Aim of the exercise – Reproduce all the material exactly, minus any pictures it holds.

Supplied records –

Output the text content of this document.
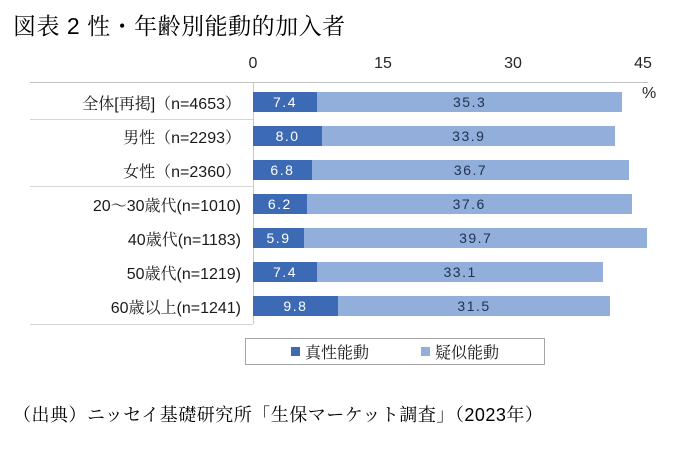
図表 2 性・年齢別能動的加入者
0	15	30	45
%
全体[再掲]（n=4653）	7.4	35.3
男性（n=2293）	8.0	33.9
女性（n=2360）	6.8	36.7
20～30歳代(n=1010)	6.2	37.6
40歳代(n=1183)	5.9	39.7
50歳代(n=1219)	7.4	33.1
60歳以上(n=1241)	9.8	31.5
真性能動	疑似能動
（出典）ニッセイ基礎研究所「生保マーケット調査」（2023年）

The answer –
Output the text content of this document.
図表 2 性・年齢別能動的加入者
0	15	30	45
%
全体[再掲]（n=4653）	7.4	35.3
男性（n=2293）	8.0	33.9
女性（n=2360）	6.8	36.7
20～30歳代(n=1010)	6.2	37.6
40歳代(n=1183)	5.9	39.7
50歳代(n=1219)	7.4	33.1
60歳以上(n=1241)	9.8	31.5
真性能動	疑似能動
（出典）ニッセイ基礎研究所「生保マーケット調査」（2023年）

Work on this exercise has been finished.